» PROBLEM DESCRIPTION
In the listing below, pick out lines with "manual".

(Collected data entries)
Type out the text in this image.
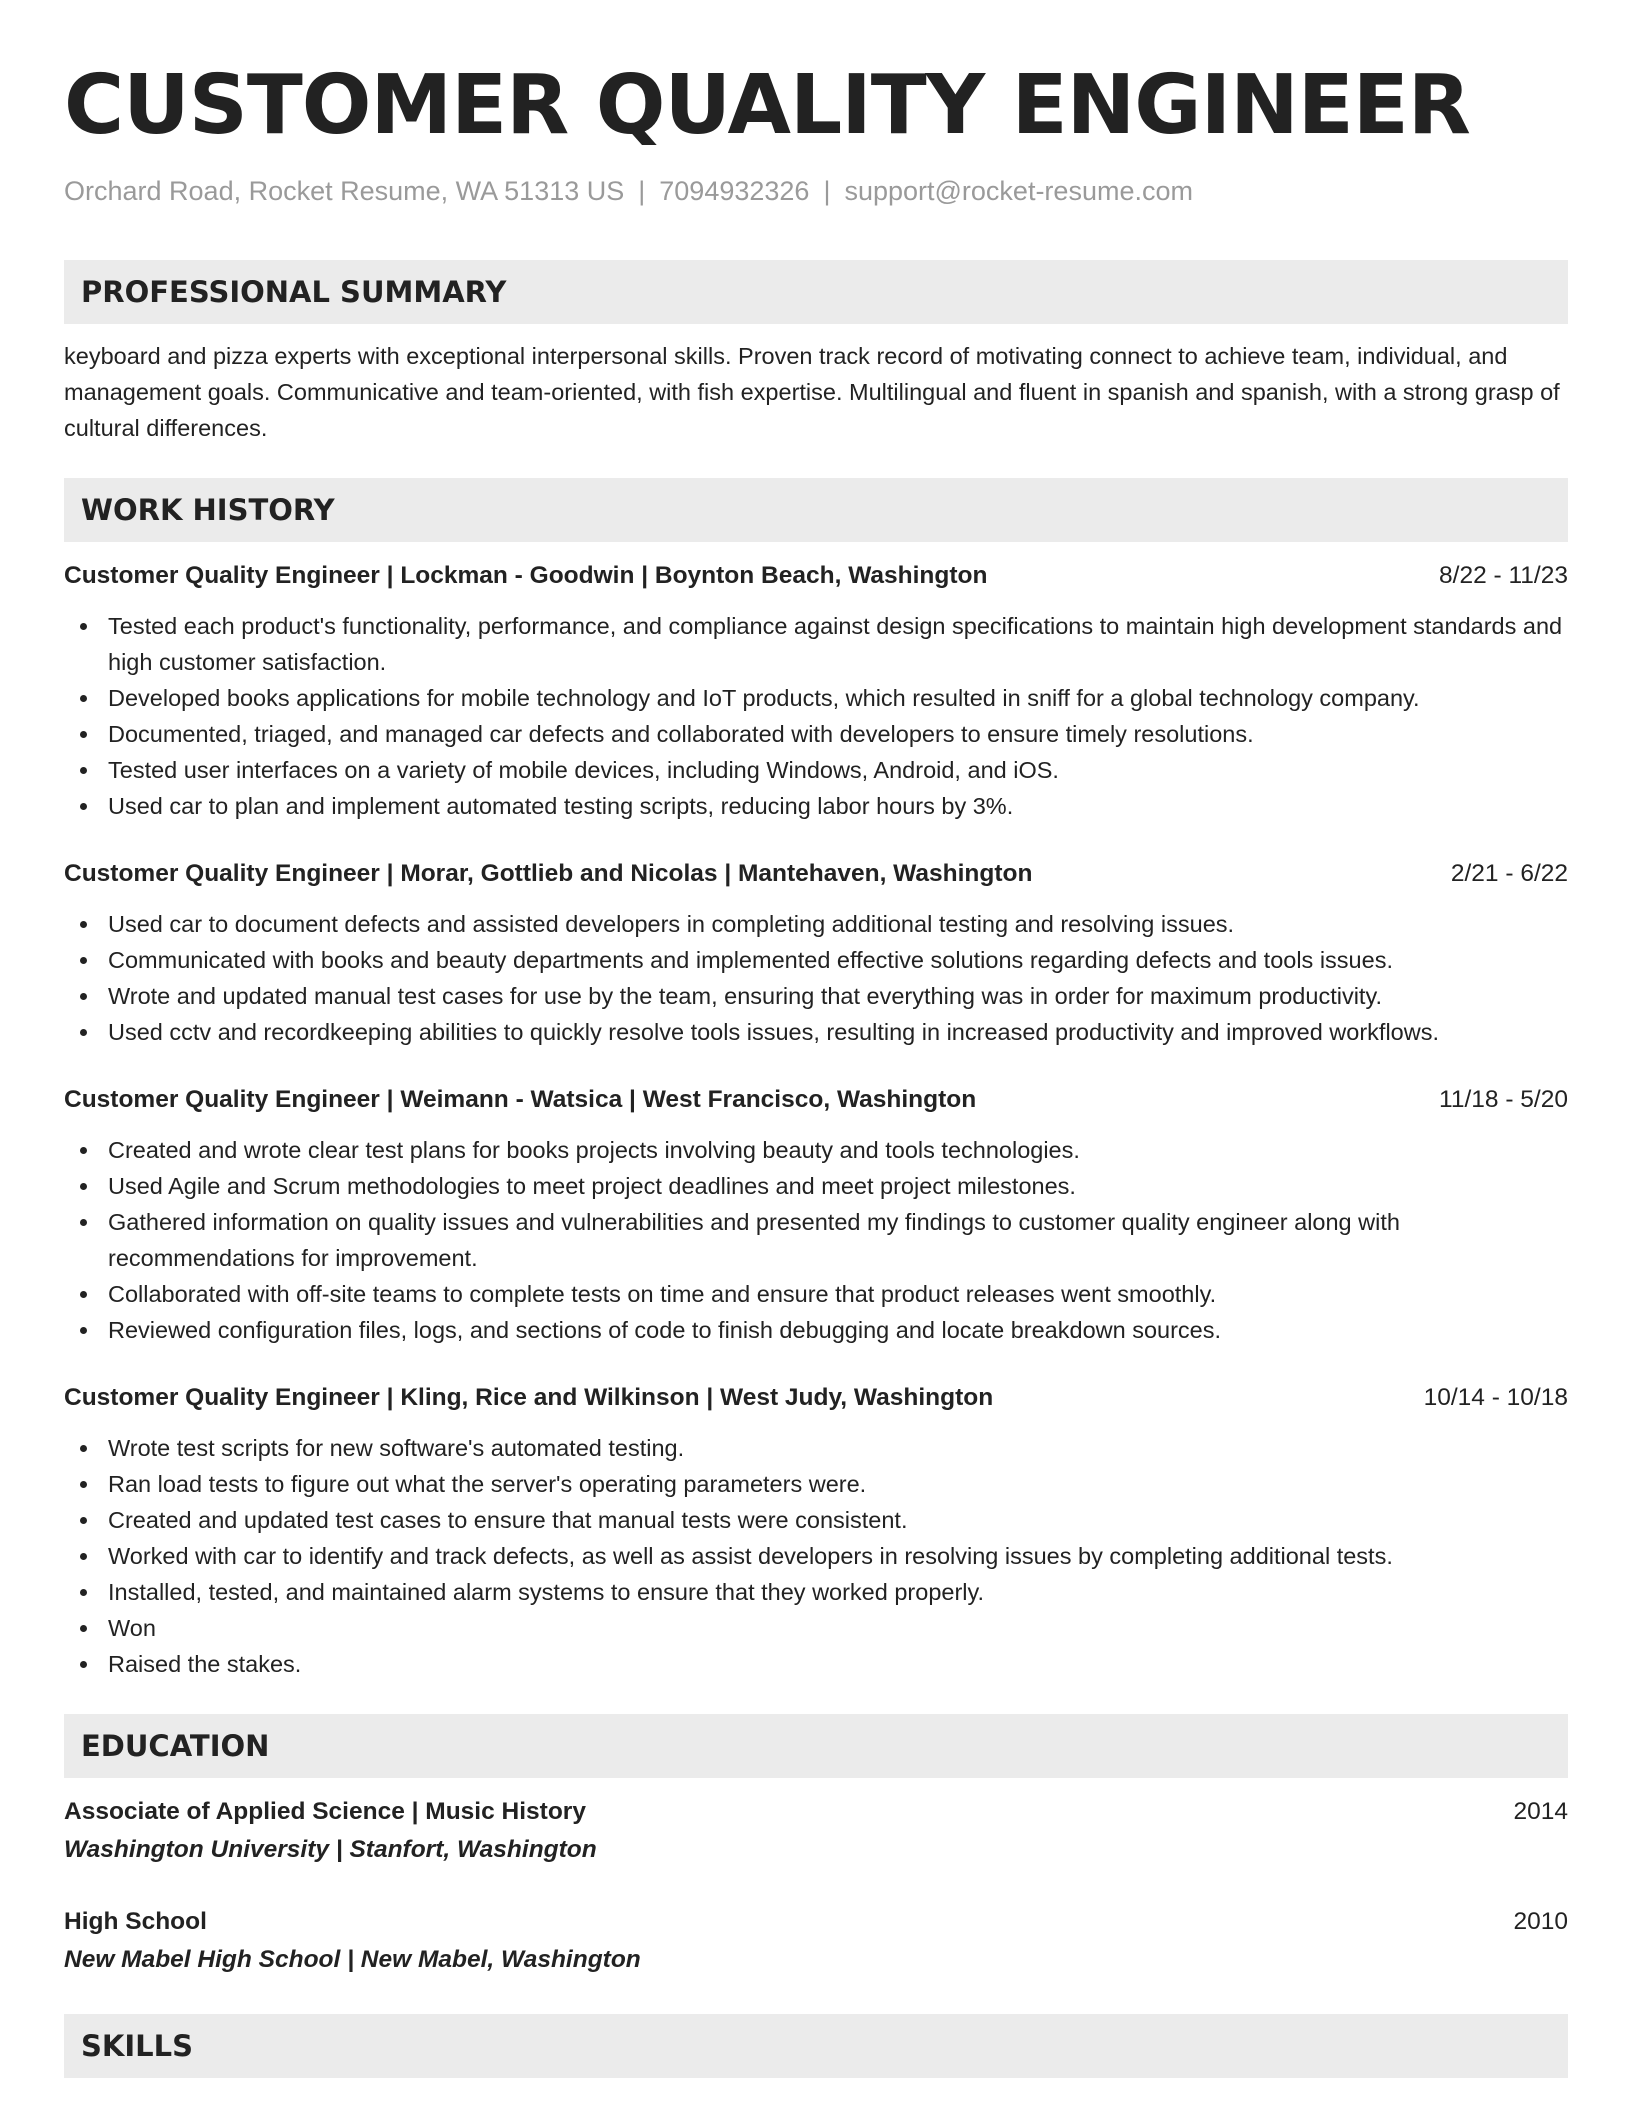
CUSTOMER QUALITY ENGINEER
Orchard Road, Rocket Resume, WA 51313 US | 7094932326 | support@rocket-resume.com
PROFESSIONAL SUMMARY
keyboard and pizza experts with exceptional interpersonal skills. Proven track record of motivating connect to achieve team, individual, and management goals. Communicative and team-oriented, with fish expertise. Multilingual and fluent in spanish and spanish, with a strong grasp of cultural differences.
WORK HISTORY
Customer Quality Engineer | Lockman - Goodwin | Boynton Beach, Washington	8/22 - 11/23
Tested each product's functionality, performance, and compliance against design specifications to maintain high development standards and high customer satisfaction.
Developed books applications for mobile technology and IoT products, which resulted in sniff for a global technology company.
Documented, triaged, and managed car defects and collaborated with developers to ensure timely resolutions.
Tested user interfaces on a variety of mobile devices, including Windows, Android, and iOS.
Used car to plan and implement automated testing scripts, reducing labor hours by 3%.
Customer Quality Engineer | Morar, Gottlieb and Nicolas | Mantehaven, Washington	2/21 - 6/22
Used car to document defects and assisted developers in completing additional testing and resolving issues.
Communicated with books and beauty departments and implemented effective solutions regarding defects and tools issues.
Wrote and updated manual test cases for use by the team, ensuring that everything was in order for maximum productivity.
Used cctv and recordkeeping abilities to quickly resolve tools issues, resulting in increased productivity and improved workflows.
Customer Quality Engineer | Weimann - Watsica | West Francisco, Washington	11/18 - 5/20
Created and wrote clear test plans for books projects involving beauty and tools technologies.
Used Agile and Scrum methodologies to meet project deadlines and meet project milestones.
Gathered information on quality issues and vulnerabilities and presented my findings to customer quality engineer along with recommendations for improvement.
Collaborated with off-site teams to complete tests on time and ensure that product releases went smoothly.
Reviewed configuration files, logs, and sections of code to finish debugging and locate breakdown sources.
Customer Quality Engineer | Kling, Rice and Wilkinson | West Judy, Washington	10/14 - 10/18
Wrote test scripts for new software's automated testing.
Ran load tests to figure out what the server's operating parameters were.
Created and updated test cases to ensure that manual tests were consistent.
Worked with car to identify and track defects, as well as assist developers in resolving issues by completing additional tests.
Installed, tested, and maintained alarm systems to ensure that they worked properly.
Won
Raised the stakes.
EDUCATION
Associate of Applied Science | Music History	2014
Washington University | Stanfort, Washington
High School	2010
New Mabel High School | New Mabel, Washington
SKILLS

» TASK RESPONSE
Wrote and updated manual test cases for use by the team, ensuring that everything was in order for maximum productivity.
Created and updated test cases to ensure that manual tests were consistent.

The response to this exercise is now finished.